* WHAT THE EXERCISE ASKS *
Look through the material and copy each line holding "Configuration".

========================

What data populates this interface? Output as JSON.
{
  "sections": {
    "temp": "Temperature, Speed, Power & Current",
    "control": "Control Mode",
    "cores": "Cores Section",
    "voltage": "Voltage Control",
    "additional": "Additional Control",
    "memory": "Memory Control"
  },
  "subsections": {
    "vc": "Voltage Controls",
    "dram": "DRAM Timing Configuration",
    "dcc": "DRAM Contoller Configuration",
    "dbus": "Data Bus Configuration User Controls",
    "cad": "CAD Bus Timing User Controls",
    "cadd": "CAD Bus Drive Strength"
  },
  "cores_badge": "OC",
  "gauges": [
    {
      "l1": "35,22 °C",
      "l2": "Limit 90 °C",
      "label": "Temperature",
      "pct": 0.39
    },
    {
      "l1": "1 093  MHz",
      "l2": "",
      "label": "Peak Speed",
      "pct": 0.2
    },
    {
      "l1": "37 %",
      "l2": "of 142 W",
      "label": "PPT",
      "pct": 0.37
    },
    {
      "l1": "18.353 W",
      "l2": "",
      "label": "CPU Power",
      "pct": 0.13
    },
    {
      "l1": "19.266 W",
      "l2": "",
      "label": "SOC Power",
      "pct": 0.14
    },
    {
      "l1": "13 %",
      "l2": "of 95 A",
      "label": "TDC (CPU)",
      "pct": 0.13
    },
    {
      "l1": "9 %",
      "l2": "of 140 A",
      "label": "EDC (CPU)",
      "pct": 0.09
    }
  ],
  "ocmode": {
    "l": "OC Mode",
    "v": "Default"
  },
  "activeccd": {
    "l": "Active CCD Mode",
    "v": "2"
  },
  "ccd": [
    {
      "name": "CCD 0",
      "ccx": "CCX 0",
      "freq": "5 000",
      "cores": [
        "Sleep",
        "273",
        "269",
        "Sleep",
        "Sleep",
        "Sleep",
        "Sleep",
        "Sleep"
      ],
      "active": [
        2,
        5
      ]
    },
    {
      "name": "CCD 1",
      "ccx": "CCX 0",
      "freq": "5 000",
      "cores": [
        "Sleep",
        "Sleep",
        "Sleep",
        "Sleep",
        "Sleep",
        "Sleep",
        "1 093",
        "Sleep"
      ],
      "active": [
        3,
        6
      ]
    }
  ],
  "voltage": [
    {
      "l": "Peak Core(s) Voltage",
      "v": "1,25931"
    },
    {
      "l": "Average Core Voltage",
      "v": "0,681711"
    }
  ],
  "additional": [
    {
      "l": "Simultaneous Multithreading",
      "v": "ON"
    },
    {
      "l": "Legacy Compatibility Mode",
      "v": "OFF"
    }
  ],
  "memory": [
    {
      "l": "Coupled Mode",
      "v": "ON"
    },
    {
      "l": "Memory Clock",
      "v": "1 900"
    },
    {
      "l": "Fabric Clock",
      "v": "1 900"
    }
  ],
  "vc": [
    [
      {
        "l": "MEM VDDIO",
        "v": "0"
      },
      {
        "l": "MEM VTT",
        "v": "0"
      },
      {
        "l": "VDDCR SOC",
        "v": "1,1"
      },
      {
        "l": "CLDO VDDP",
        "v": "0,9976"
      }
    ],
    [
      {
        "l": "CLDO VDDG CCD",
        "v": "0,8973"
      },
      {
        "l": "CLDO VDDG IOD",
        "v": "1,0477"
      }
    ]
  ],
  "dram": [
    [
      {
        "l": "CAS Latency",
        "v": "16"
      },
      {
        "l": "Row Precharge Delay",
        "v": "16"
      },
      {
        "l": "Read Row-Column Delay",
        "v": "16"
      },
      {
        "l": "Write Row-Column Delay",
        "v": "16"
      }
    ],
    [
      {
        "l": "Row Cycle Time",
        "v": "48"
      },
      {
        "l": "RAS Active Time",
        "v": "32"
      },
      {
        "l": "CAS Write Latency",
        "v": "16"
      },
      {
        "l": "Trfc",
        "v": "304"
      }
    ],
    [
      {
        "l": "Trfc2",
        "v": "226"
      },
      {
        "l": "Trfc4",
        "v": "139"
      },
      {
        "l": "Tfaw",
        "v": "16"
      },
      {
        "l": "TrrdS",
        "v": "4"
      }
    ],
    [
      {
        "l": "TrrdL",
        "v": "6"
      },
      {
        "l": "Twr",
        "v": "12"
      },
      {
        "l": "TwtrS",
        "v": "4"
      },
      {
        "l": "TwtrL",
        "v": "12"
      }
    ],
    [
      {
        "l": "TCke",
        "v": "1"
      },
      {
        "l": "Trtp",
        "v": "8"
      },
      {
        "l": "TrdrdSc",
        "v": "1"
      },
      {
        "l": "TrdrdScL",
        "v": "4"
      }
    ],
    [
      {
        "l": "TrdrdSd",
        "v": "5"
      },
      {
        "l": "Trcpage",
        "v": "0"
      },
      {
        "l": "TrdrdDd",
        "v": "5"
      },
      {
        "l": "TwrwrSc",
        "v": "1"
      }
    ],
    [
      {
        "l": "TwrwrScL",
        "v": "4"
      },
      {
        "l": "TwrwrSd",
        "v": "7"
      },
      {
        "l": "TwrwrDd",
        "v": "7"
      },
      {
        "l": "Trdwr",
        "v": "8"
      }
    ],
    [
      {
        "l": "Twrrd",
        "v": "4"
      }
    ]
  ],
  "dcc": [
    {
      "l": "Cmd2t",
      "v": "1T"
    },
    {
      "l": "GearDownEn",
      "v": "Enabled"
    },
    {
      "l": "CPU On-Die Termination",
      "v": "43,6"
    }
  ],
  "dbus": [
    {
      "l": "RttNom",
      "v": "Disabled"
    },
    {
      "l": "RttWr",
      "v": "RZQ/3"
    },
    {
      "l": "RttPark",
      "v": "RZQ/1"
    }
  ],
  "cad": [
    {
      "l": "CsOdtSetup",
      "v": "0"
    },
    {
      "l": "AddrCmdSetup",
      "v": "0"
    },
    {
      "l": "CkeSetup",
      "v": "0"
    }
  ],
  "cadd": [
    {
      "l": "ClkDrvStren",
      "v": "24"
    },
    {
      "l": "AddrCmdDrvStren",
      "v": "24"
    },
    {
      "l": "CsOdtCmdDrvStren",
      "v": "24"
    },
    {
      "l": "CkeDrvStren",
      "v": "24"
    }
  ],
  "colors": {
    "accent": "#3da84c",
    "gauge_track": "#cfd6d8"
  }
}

========================

* OUTPUT OF THE EXERCISE *
    "dram": "DRAM Timing Configuration",
    "dcc": "DRAM Contoller Configuration",
    "dbus": "Data Bus Configuration User Controls",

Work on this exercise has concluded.